• [Task instructions]:
Print the lines below verbatim, from the first one through the line containing "The disc body 9 is at (553, 493).", both ends included. Leave the pictures out of your output.

• [Materials provided]:
════════

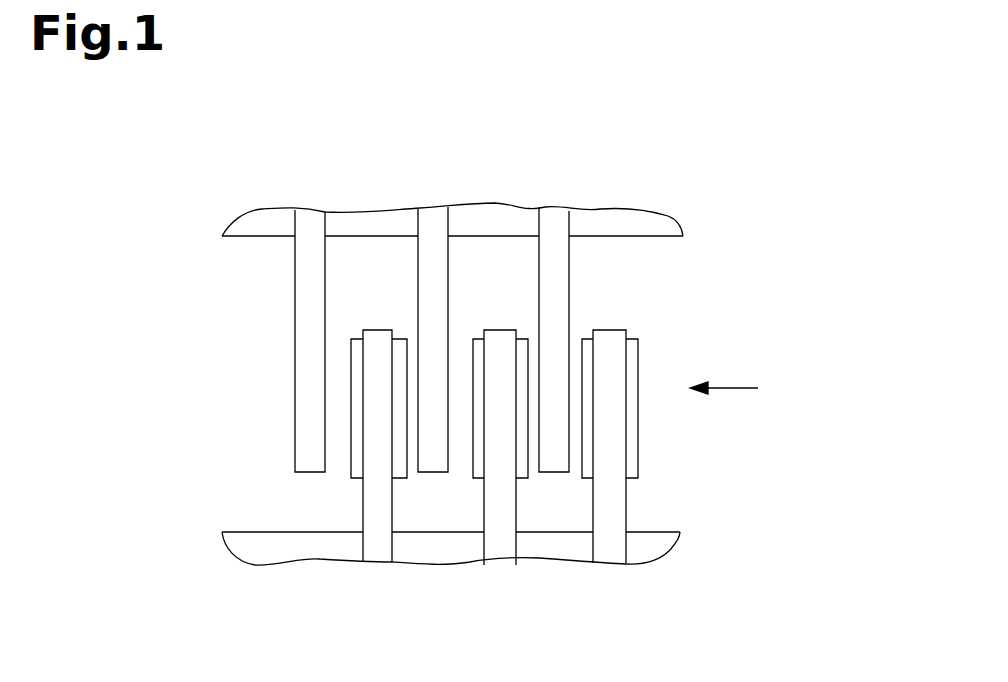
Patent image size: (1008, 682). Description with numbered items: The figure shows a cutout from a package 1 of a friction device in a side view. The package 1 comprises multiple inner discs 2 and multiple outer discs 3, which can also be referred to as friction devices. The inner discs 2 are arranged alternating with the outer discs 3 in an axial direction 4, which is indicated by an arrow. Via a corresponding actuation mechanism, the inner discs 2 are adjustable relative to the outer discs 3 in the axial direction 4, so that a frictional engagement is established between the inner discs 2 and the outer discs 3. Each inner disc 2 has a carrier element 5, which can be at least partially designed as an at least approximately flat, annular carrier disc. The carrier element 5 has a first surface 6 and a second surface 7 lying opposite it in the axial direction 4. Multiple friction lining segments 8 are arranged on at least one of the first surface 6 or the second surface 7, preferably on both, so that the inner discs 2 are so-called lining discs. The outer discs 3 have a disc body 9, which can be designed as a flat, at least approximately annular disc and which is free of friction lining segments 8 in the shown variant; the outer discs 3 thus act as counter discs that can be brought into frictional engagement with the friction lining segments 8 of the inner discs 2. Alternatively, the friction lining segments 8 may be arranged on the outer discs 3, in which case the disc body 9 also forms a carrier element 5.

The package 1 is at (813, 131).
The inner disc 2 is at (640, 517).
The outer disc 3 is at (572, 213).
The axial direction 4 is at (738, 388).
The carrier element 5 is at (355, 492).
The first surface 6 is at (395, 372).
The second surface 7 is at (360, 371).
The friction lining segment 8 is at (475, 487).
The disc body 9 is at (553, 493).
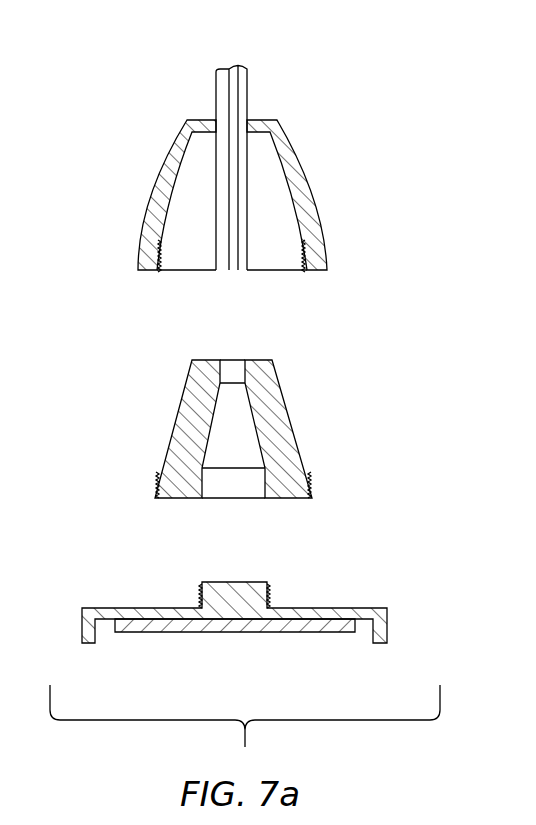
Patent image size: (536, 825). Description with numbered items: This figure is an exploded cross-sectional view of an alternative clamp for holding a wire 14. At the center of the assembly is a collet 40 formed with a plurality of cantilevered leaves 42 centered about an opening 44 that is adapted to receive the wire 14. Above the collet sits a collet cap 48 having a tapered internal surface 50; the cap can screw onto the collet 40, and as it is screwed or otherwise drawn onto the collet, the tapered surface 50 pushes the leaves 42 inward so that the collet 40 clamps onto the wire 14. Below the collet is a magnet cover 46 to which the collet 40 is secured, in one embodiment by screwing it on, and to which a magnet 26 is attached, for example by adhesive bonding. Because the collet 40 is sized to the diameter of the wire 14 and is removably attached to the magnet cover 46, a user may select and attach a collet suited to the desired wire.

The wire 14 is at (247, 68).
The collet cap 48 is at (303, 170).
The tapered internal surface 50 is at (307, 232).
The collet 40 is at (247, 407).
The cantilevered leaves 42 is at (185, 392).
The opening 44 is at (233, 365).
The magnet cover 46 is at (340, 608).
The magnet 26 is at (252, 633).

════════

• [Result of the task]:
Patent image size: (1008, 682). Description with numbered items: The figure shows a cutout from a package 1 of a friction device in a side view. The package 1 comprises multiple inner discs 2 and multiple outer discs 3, which can also be referred to as friction devices. The inner discs 2 are arranged alternating with the outer discs 3 in an axial direction 4, which is indicated by an arrow. Via a corresponding actuation mechanism, the inner discs 2 are adjustable relative to the outer discs 3 in the axial direction 4, so that a frictional engagement is established between the inner discs 2 and the outer discs 3. Each inner disc 2 has a carrier element 5, which can be at least partially designed as an at least approximately flat, annular carrier disc. The carrier element 5 has a first surface 6 and a second surface 7 lying opposite it in the axial direction 4. Multiple friction lining segments 8 are arranged on at least one of the first surface 6 or the second surface 7, preferably on both, so that the inner discs 2 are so-called lining discs. The outer discs 3 have a disc body 9, which can be designed as a flat, at least approximately annular disc and which is free of friction lining segments 8 in the shown variant; the outer discs 3 thus act as counter discs that can be brought into frictional engagement with the friction lining segments 8 of the inner discs 2. Alternatively, the friction lining segments 8 may be arranged on the outer discs 3, in which case the disc body 9 also forms a carrier element 5.

The package 1 is at (813, 131).
The inner disc 2 is at (640, 517).
The outer disc 3 is at (572, 213).
The axial direction 4 is at (738, 388).
The carrier element 5 is at (355, 492).
The first surface 6 is at (395, 372).
The second surface 7 is at (360, 371).
The friction lining segment 8 is at (475, 487).
The disc body 9 is at (553, 493).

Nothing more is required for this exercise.